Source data

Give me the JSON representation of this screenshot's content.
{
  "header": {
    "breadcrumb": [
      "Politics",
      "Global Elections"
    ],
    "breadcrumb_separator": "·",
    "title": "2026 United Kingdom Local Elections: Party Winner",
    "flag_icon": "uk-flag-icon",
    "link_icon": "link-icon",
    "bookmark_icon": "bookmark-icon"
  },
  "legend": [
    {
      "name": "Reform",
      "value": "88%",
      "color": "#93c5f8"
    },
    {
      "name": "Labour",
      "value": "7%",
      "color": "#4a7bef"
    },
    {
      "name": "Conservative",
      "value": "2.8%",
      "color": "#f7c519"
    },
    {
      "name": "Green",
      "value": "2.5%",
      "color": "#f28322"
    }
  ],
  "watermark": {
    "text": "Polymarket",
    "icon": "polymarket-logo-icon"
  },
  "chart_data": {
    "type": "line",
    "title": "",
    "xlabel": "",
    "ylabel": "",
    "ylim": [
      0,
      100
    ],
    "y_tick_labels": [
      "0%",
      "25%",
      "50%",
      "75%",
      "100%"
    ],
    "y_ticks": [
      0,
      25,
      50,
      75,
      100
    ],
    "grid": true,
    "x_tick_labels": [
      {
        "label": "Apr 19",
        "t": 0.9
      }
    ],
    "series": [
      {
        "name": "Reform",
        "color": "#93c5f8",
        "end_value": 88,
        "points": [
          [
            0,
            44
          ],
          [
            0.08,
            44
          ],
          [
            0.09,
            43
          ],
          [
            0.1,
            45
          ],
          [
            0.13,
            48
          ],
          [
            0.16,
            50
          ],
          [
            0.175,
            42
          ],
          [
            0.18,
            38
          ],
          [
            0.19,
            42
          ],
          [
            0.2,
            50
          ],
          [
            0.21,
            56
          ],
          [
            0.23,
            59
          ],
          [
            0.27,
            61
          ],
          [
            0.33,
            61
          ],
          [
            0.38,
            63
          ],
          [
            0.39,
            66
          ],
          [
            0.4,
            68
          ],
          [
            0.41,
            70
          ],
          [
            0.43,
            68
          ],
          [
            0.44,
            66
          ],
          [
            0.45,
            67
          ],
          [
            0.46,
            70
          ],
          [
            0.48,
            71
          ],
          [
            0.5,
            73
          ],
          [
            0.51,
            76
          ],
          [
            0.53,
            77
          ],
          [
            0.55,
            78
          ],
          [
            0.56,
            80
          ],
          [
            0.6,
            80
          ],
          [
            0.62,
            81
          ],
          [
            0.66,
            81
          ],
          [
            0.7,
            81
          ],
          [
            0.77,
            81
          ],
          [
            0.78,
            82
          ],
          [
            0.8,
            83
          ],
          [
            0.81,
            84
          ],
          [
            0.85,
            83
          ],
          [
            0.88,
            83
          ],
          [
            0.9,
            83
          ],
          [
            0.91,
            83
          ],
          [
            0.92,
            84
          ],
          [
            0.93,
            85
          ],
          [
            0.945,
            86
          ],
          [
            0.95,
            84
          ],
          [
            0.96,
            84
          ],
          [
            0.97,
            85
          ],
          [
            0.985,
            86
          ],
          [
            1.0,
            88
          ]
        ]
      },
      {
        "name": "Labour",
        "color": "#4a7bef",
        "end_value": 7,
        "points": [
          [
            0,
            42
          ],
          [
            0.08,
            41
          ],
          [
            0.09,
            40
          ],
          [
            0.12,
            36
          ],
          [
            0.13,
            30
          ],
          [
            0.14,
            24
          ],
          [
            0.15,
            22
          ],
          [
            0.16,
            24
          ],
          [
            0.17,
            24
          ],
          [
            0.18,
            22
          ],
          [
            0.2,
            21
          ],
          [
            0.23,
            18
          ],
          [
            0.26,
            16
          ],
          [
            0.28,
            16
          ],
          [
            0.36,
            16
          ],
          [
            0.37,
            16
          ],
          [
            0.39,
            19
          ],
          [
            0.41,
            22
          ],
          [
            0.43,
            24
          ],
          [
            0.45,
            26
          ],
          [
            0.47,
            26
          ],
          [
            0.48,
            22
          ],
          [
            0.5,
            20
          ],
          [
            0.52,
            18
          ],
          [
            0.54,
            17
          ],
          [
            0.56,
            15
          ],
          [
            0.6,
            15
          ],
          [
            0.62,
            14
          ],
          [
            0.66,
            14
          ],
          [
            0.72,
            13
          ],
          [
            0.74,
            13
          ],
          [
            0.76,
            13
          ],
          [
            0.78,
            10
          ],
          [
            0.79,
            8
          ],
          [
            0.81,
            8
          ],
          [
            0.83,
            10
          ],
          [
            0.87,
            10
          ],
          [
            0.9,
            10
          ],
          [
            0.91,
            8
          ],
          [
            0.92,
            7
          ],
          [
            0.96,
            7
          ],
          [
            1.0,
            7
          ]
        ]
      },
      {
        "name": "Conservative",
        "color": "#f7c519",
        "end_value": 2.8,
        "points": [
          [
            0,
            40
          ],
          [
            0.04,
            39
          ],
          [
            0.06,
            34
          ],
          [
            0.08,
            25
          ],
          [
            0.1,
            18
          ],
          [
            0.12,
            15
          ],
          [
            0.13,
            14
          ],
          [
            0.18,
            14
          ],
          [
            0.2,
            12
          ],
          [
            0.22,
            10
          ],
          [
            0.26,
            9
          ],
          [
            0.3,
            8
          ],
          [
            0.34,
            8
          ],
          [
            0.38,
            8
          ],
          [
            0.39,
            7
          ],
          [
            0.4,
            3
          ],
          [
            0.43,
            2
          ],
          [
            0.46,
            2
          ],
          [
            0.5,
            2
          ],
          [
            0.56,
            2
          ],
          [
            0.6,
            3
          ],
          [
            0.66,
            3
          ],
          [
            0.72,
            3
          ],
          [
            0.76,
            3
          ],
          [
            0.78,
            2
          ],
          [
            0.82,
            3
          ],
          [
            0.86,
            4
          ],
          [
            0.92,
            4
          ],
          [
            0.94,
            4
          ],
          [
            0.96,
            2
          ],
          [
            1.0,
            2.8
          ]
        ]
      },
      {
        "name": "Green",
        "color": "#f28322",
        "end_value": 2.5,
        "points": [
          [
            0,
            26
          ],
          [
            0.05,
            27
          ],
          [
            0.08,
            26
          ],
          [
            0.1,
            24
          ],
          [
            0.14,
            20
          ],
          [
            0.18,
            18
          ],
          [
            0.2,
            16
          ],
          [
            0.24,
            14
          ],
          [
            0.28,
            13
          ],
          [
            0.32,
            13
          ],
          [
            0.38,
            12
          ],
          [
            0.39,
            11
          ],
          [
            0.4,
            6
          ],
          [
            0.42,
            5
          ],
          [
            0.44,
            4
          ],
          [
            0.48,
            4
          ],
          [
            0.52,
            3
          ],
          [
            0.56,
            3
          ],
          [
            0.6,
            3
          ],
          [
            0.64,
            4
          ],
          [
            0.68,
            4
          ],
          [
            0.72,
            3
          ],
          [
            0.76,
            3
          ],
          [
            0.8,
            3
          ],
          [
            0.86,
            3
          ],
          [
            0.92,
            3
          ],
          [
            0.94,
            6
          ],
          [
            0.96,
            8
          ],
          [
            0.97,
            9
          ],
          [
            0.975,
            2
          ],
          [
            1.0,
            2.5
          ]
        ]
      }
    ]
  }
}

• [EXERCISE BRIEF] Repeat every record, keeping each word and mark exactly as it is.

• [THE OUTPUT]
Give me the JSON representation of this screenshot's content.
{
  "header": {
    "breadcrumb": [
      "Politics",
      "Global Elections"
    ],
    "breadcrumb_separator": "·",
    "title": "2026 United Kingdom Local Elections: Party Winner",
    "flag_icon": "uk-flag-icon",
    "link_icon": "link-icon",
    "bookmark_icon": "bookmark-icon"
  },
  "legend": [
    {
      "name": "Reform",
      "value": "88%",
      "color": "#93c5f8"
    },
    {
      "name": "Labour",
      "value": "7%",
      "color": "#4a7bef"
    },
    {
      "name": "Conservative",
      "value": "2.8%",
      "color": "#f7c519"
    },
    {
      "name": "Green",
      "value": "2.5%",
      "color": "#f28322"
    }
  ],
  "watermark": {
    "text": "Polymarket",
    "icon": "polymarket-logo-icon"
  },
  "chart_data": {
    "type": "line",
    "title": "",
    "xlabel": "",
    "ylabel": "",
    "ylim": [
      0,
      100
    ],
    "y_tick_labels": [
      "0%",
      "25%",
      "50%",
      "75%",
      "100%"
    ],
    "y_ticks": [
      0,
      25,
      50,
      75,
      100
    ],
    "grid": true,
    "x_tick_labels": [
      {
        "label": "Apr 19",
        "t": 0.9
      }
    ],
    "series": [
      {
        "name": "Reform",
        "color": "#93c5f8",
        "end_value": 88,
        "points": [
          [
            0,
            44
          ],
          [
            0.08,
            44
          ],
          [
            0.09,
            43
          ],
          [
            0.1,
            45
          ],
          [
            0.13,
            48
          ],
          [
            0.16,
            50
          ],
          [
            0.175,
            42
          ],
          [
            0.18,
            38
          ],
          [
            0.19,
            42
          ],
          [
            0.2,
            50
          ],
          [
            0.21,
            56
          ],
          [
            0.23,
            59
          ],
          [
            0.27,
            61
          ],
          [
            0.33,
            61
          ],
          [
            0.38,
            63
          ],
          [
            0.39,
            66
          ],
          [
            0.4,
            68
          ],
          [
            0.41,
            70
          ],
          [
            0.43,
            68
          ],
          [
            0.44,
            66
          ],
          [
            0.45,
            67
          ],
          [
            0.46,
            70
          ],
          [
            0.48,
            71
          ],
          [
            0.5,
            73
          ],
          [
            0.51,
            76
          ],
          [
            0.53,
            77
          ],
          [
            0.55,
            78
          ],
          [
            0.56,
            80
          ],
          [
            0.6,
            80
          ],
          [
            0.62,
            81
          ],
          [
            0.66,
            81
          ],
          [
            0.7,
            81
          ],
          [
            0.77,
            81
          ],
          [
            0.78,
            82
          ],
          [
            0.8,
            83
          ],
          [
            0.81,
            84
          ],
          [
            0.85,
            83
          ],
          [
            0.88,
            83
          ],
          [
            0.9,
            83
          ],
          [
            0.91,
            83
          ],
          [
            0.92,
            84
          ],
          [
            0.93,
            85
          ],
          [
            0.945,
            86
          ],
          [
            0.95,
            84
          ],
          [
            0.96,
            84
          ],
          [
            0.97,
            85
          ],
          [
            0.985,
            86
          ],
          [
            1.0,
            88
          ]
        ]
      },
      {
        "name": "Labour",
        "color": "#4a7bef",
        "end_value": 7,
        "points": [
          [
            0,
            42
          ],
          [
            0.08,
            41
          ],
          [
            0.09,
            40
          ],
          [
            0.12,
            36
          ],
          [
            0.13,
            30
          ],
          [
            0.14,
            24
          ],
          [
            0.15,
            22
          ],
          [
            0.16,
            24
          ],
          [
            0.17,
            24
          ],
          [
            0.18,
            22
          ],
          [
            0.2,
            21
          ],
          [
            0.23,
            18
          ],
          [
            0.26,
            16
          ],
          [
            0.28,
            16
          ],
          [
            0.36,
            16
          ],
          [
            0.37,
            16
          ],
          [
            0.39,
            19
          ],
          [
            0.41,
            22
          ],
          [
            0.43,
            24
          ],
          [
            0.45,
            26
          ],
          [
            0.47,
            26
          ],
          [
            0.48,
            22
          ],
          [
            0.5,
            20
          ],
          [
            0.52,
            18
          ],
          [
            0.54,
            17
          ],
          [
            0.56,
            15
          ],
          [
            0.6,
            15
          ],
          [
            0.62,
            14
          ],
          [
            0.66,
            14
          ],
          [
            0.72,
            13
          ],
          [
            0.74,
            13
          ],
          [
            0.76,
            13
          ],
          [
            0.78,
            10
          ],
          [
            0.79,
            8
          ],
          [
            0.81,
            8
          ],
          [
            0.83,
            10
          ],
          [
            0.87,
            10
          ],
          [
            0.9,
            10
          ],
          [
            0.91,
            8
          ],
          [
            0.92,
            7
          ],
          [
            0.96,
            7
          ],
          [
            1.0,
            7
          ]
        ]
      },
      {
        "name": "Conservative",
        "color": "#f7c519",
        "end_value": 2.8,
        "points": [
          [
            0,
            40
          ],
          [
            0.04,
            39
          ],
          [
            0.06,
            34
          ],
          [
            0.08,
            25
          ],
          [
            0.1,
            18
          ],
          [
            0.12,
            15
          ],
          [
            0.13,
            14
          ],
          [
            0.18,
            14
          ],
          [
            0.2,
            12
          ],
          [
            0.22,
            10
          ],
          [
            0.26,
            9
          ],
          [
            0.3,
            8
          ],
          [
            0.34,
            8
          ],
          [
            0.38,
            8
          ],
          [
            0.39,
            7
          ],
          [
            0.4,
            3
          ],
          [
            0.43,
            2
          ],
          [
            0.46,
            2
          ],
          [
            0.5,
            2
          ],
          [
            0.56,
            2
          ],
          [
            0.6,
            3
          ],
          [
            0.66,
            3
          ],
          [
            0.72,
            3
          ],
          [
            0.76,
            3
          ],
          [
            0.78,
            2
          ],
          [
            0.82,
            3
          ],
          [
            0.86,
            4
          ],
          [
            0.92,
            4
          ],
          [
            0.94,
            4
          ],
          [
            0.96,
            2
          ],
          [
            1.0,
            2.8
          ]
        ]
      },
      {
        "name": "Green",
        "color": "#f28322",
        "end_value": 2.5,
        "points": [
          [
            0,
            26
          ],
          [
            0.05,
            27
          ],
          [
            0.08,
            26
          ],
          [
            0.1,
            24
          ],
          [
            0.14,
            20
          ],
          [
            0.18,
            18
          ],
          [
            0.2,
            16
          ],
          [
            0.24,
            14
          ],
          [
            0.28,
            13
          ],
          [
            0.32,
            13
          ],
          [
            0.38,
            12
          ],
          [
            0.39,
            11
          ],
          [
            0.4,
            6
          ],
          [
            0.42,
            5
          ],
          [
            0.44,
            4
          ],
          [
            0.48,
            4
          ],
          [
            0.52,
            3
          ],
          [
            0.56,
            3
          ],
          [
            0.6,
            3
          ],
          [
            0.64,
            4
          ],
          [
            0.68,
            4
          ],
          [
            0.72,
            3
          ],
          [
            0.76,
            3
          ],
          [
            0.8,
            3
          ],
          [
            0.86,
            3
          ],
          [
            0.92,
            3
          ],
          [
            0.94,
            6
          ],
          [
            0.96,
            8
          ],
          [
            0.97,
            9
          ],
          [
            0.975,
            2
          ],
          [
            1.0,
            2.5
          ]
        ]
      }
    ]
  }
}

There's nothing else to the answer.